TASK: Reproduce the listing below line for line without changing any character, and leave out the pictures.

RECORDS PROVIDED:
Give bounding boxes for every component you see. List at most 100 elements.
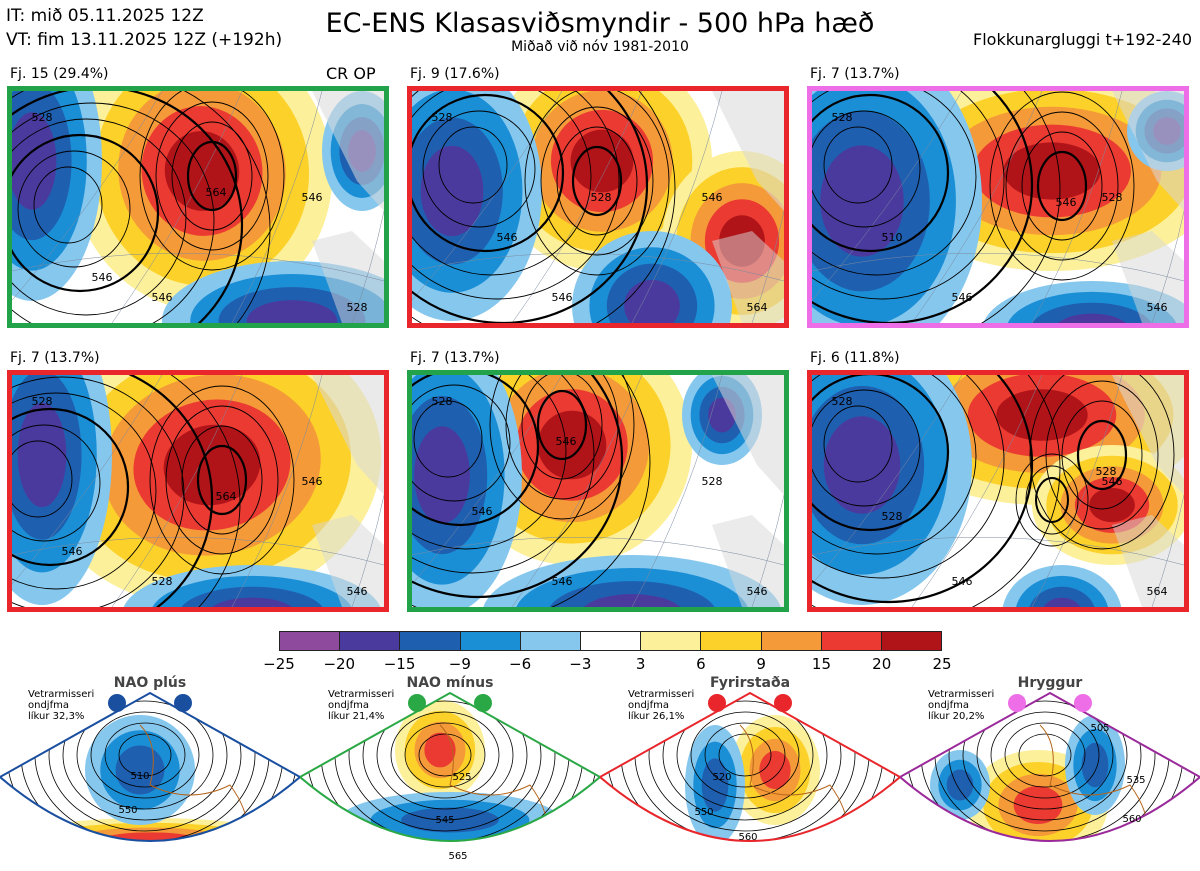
anomaly-shading <box>1032 302 1152 323</box>
height-contour <box>812 110 921 228</box>
cluster-map-6: 528 528 528 546 546 564 <box>807 370 1189 612</box>
anomaly-shading <box>1013 785 1063 825</box>
contour-label: 546 <box>62 545 83 558</box>
height-contour <box>412 91 592 276</box>
contour-label: 560 <box>738 832 757 843</box>
height-contour <box>155 101 269 251</box>
land-shading <box>712 515 784 607</box>
contour-label: 546 <box>1102 475 1123 488</box>
panel-4-label: Fj. 7 (13.7%) <box>10 350 100 366</box>
height-contour <box>540 106 654 256</box>
anomaly-colorbar <box>279 631 942 651</box>
regime-marker-dot <box>774 694 792 712</box>
regime-note: Vetrarmisseri ondjfma líkur 20,2% <box>928 689 994 722</box>
anomaly-shading <box>1043 597 1081 607</box>
height-contour <box>1015 453 1089 547</box>
colorbar-tick: −9 <box>448 655 471 673</box>
regime-note-line: Vetrarmisseri <box>928 689 995 700</box>
height-contour <box>556 126 638 236</box>
height-contour <box>962 693 1128 821</box>
height-contour <box>128 375 214 607</box>
graticule-line <box>351 494 384 607</box>
graticule-line <box>1151 210 1184 323</box>
contour-label: 546 <box>702 191 723 204</box>
regime-probability: líkur 32,3% <box>28 711 85 722</box>
regime-note-line: ondjfma <box>328 700 369 711</box>
contour-label: 528 <box>32 395 53 408</box>
contour-label: 528 <box>832 111 853 124</box>
regime-ridge-map: 505 535 560 <box>900 691 1200 842</box>
height-contour <box>489 375 635 520</box>
height-contour <box>33 166 103 244</box>
regime-note: Vetrarmisseri ondjfma líkur 21,4% <box>328 689 394 722</box>
anomaly-shading <box>1029 586 1095 607</box>
contour-label: 546 <box>1056 196 1077 209</box>
regime-note-line: ondjfma <box>28 700 69 711</box>
cluster-map-1-plot: 528 546 564 546 546 528 <box>12 91 384 323</box>
height-contour <box>981 91 1061 323</box>
height-contour <box>1005 111 1119 261</box>
regime-marker-dot <box>708 694 726 712</box>
graticule-line <box>911 375 1043 607</box>
height-contour <box>990 711 1100 799</box>
contour-label: 560 <box>1122 814 1141 825</box>
graticule-line <box>631 91 723 323</box>
contour-label: 546 <box>347 585 368 598</box>
land-shading <box>312 91 384 211</box>
cluster-map-1: 528 546 564 546 546 528 <box>7 86 389 328</box>
anomaly-shading <box>115 745 165 795</box>
cluster-map-2: 528 546 528 546 546 564 <box>407 86 789 328</box>
height-contour <box>165 405 279 555</box>
contour-label: 528 <box>432 395 453 408</box>
contour-label: 528 <box>1102 191 1123 204</box>
height-contour <box>390 711 500 799</box>
colorbar-swatch <box>641 632 702 650</box>
page-title: EC-ENS Klasasviðsmyndir - 500 hPa hæð <box>325 8 875 39</box>
height-contour <box>76 700 214 810</box>
height-contour <box>823 405 893 483</box>
graticule-line <box>111 375 243 607</box>
land-shading <box>312 375 384 495</box>
height-contour <box>662 693 828 821</box>
colorbar-tick: 15 <box>811 655 831 673</box>
height-contour <box>412 91 649 323</box>
regime-note: Vetrarmisseri ondjfma líkur 32,3% <box>28 689 94 722</box>
cluster-map-4: 528 546 564 528 546 546 <box>7 370 389 612</box>
regime-marker-dot <box>1074 694 1092 712</box>
height-contour <box>648 693 842 832</box>
contour-label: 528 <box>432 111 453 124</box>
regime-name: Fyrirstaða <box>709 675 791 691</box>
init-time: IT: mið 05.11.2025 12Z <box>6 6 204 26</box>
colorbar-tick: 20 <box>872 655 892 673</box>
anomaly-shading <box>583 594 681 607</box>
height-contour <box>412 91 620 300</box>
height-contour <box>104 722 186 788</box>
colorbar-swatch <box>881 632 942 650</box>
anomaly-shading <box>537 410 607 480</box>
contour-label: 546 <box>552 575 573 588</box>
height-contour <box>1004 722 1086 788</box>
page-subtitle: Miðað við nóv 1981-2010 <box>511 39 689 55</box>
height-contour <box>348 693 542 832</box>
graticule-line <box>812 252 1184 282</box>
height-contour <box>812 91 1005 300</box>
land-shading <box>1112 375 1184 495</box>
colorbar-swatch <box>701 632 762 650</box>
colorbar-swatch <box>761 632 822 650</box>
height-contour <box>90 711 200 799</box>
anomaly-shading <box>17 402 67 508</box>
contour-label: 546 <box>302 191 323 204</box>
contour-label: 535 <box>1126 775 1145 786</box>
contour-label: 546 <box>556 435 577 448</box>
contour-label: 528 <box>591 191 612 204</box>
contour-label: 564 <box>1147 585 1168 598</box>
panel-3-label: Fj. 7 (13.7%) <box>810 66 900 82</box>
regime-probability: líkur 21,4% <box>328 711 385 722</box>
land-shading <box>712 91 784 211</box>
contour-label: 546 <box>302 475 323 488</box>
height-contour <box>412 93 565 253</box>
height-contour <box>536 389 588 461</box>
contour-label: 565 <box>448 851 467 862</box>
panel-6-label: Fj. 6 (11.8%) <box>810 350 900 366</box>
regime-marker-dot <box>408 694 426 712</box>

TASK RESPONSE:
Give bounding boxes for every component you see. List at most 100 elements.
anomaly-shading <box>1032 302 1152 323</box>
height-contour <box>812 110 921 228</box>
cluster-map-6: 528 528 528 546 546 564 <box>807 370 1189 612</box>
anomaly-shading <box>1013 785 1063 825</box>
contour-label: 546 <box>62 545 83 558</box>
height-contour <box>412 91 592 276</box>
contour-label: 560 <box>738 832 757 843</box>
height-contour <box>155 101 269 251</box>
land-shading <box>712 515 784 607</box>
contour-label: 546 <box>1102 475 1123 488</box>
panel-4-label: Fj. 7 (13.7%) <box>10 350 100 366</box>
height-contour <box>540 106 654 256</box>
anomaly-colorbar <box>279 631 942 651</box>
regime-marker-dot <box>774 694 792 712</box>
regime-note: Vetrarmisseri ondjfma líkur 20,2% <box>928 689 994 722</box>
anomaly-shading <box>1043 597 1081 607</box>
height-contour <box>1015 453 1089 547</box>
colorbar-tick: −9 <box>448 655 471 673</box>
regime-note-line: Vetrarmisseri <box>928 689 995 700</box>
height-contour <box>556 126 638 236</box>
height-contour <box>962 693 1128 821</box>
height-contour <box>128 375 214 607</box>
graticule-line <box>351 494 384 607</box>
graticule-line <box>1151 210 1184 323</box>
contour-label: 546 <box>702 191 723 204</box>
regime-probability: líkur 32,3% <box>28 711 85 722</box>
regime-note-line: ondjfma <box>328 700 369 711</box>
contour-label: 528 <box>32 395 53 408</box>
contour-label: 528 <box>832 111 853 124</box>
regime-ridge-map: 505 535 560 <box>900 691 1200 842</box>
height-contour <box>489 375 635 520</box>
height-contour <box>33 166 103 244</box>
regime-note: Vetrarmisseri ondjfma líkur 21,4% <box>328 689 394 722</box>
anomaly-shading <box>1029 586 1095 607</box>
contour-label: 546 <box>1056 196 1077 209</box>
regime-note-line: ondjfma <box>28 700 69 711</box>
cluster-map-1-plot: 528 546 564 546 546 528 <box>12 91 384 323</box>
height-contour <box>981 91 1061 323</box>
height-contour <box>1005 111 1119 261</box>
regime-marker-dot <box>708 694 726 712</box>
graticule-line <box>911 375 1043 607</box>
height-contour <box>990 711 1100 799</box>
contour-label: 560 <box>1122 814 1141 825</box>
graticule-line <box>631 91 723 323</box>
contour-label: 546 <box>347 585 368 598</box>
land-shading <box>312 91 384 211</box>
cluster-map-1: 528 546 564 546 546 528 <box>7 86 389 328</box>
anomaly-shading <box>115 745 165 795</box>
cluster-map-2: 528 546 528 546 546 564 <box>407 86 789 328</box>
height-contour <box>165 405 279 555</box>
contour-label: 528 <box>432 395 453 408</box>
contour-label: 528 <box>1102 191 1123 204</box>
height-contour <box>390 711 500 799</box>
colorbar-swatch <box>641 632 702 650</box>
page-title: EC-ENS Klasasviðsmyndir - 500 hPa hæð <box>325 8 875 39</box>
height-contour <box>76 700 214 810</box>
height-contour <box>823 405 893 483</box>
graticule-line <box>111 375 243 607</box>
land-shading <box>312 375 384 495</box>
height-contour <box>662 693 828 821</box>
colorbar-tick: 15 <box>811 655 831 673</box>
height-contour <box>412 91 649 323</box>
regime-note: Vetrarmisseri ondjfma líkur 32,3% <box>28 689 94 722</box>
cluster-map-4: 528 546 564 528 546 546 <box>7 370 389 612</box>
regime-marker-dot <box>1074 694 1092 712</box>
height-contour <box>648 693 842 832</box>
contour-label: 528 <box>432 111 453 124</box>
regime-name: Fyrirstaða <box>709 675 791 691</box>
init-time: IT: mið 05.11.2025 12Z <box>6 6 204 26</box>
colorbar-tick: 20 <box>872 655 892 673</box>
anomaly-shading <box>583 594 681 607</box>
height-contour <box>412 91 620 300</box>
height-contour <box>104 722 186 788</box>
colorbar-swatch <box>881 632 942 650</box>
anomaly-shading <box>537 410 607 480</box>
contour-label: 546 <box>552 575 573 588</box>
height-contour <box>1004 722 1086 788</box>
page-subtitle: Miðað við nóv 1981-2010 <box>511 39 689 55</box>
height-contour <box>348 693 542 832</box>
graticule-line <box>812 252 1184 282</box>
height-contour <box>812 91 1005 300</box>
land-shading <box>1112 375 1184 495</box>
colorbar-swatch <box>701 632 762 650</box>
colorbar-swatch <box>761 632 822 650</box>
height-contour <box>90 711 200 799</box>
anomaly-shading <box>17 402 67 508</box>
contour-label: 546 <box>302 191 323 204</box>
contour-label: 535 <box>1126 775 1145 786</box>
contour-label: 546 <box>556 435 577 448</box>
contour-label: 528 <box>591 191 612 204</box>
contour-label: 564 <box>1147 585 1168 598</box>
panel-3-label: Fj. 7 (13.7%) <box>810 66 900 82</box>
regime-probability: líkur 21,4% <box>328 711 385 722</box>
land-shading <box>712 91 784 211</box>
contour-label: 546 <box>302 475 323 488</box>
height-contour <box>412 93 565 253</box>
height-contour <box>536 389 588 461</box>
contour-label: 565 <box>448 851 467 862</box>
panel-6-label: Fj. 6 (11.8%) <box>810 350 900 366</box>
regime-marker-dot <box>408 694 426 712</box>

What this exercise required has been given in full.